Stated task.
Scan the records below for the word "Palma" and give only the number of lines that hold it.

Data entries
** Begin **

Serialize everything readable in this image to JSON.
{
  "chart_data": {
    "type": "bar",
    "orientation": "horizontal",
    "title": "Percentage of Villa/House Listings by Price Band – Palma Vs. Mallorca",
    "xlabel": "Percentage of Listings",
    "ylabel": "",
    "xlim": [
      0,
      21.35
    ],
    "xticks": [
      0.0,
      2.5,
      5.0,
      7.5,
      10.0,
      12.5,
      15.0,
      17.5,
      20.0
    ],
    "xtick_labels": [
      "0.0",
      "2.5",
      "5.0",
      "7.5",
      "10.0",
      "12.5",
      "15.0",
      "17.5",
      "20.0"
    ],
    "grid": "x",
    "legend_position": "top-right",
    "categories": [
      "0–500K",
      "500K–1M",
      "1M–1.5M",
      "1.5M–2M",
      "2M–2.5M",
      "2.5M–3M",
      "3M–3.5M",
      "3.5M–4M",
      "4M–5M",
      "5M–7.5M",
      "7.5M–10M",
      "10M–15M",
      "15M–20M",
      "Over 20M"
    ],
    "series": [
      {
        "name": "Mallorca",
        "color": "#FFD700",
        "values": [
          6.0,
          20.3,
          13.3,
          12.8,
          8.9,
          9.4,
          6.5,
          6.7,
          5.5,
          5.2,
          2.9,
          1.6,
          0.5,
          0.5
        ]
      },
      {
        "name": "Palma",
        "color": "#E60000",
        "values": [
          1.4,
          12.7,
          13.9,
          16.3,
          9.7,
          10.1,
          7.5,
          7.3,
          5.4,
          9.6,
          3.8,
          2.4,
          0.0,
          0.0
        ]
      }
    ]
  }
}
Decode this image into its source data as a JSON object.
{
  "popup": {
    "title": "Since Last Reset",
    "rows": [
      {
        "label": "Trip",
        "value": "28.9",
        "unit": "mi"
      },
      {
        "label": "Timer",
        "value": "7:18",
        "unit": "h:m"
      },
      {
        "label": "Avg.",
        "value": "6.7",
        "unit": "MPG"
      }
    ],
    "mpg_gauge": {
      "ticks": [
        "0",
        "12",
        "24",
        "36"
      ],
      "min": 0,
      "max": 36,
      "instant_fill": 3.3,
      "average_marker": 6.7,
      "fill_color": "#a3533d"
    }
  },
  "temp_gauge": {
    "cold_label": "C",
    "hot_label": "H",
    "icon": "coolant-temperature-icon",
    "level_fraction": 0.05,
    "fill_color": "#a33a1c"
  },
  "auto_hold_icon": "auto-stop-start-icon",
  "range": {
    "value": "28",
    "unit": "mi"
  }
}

** End **

Finished answer.
2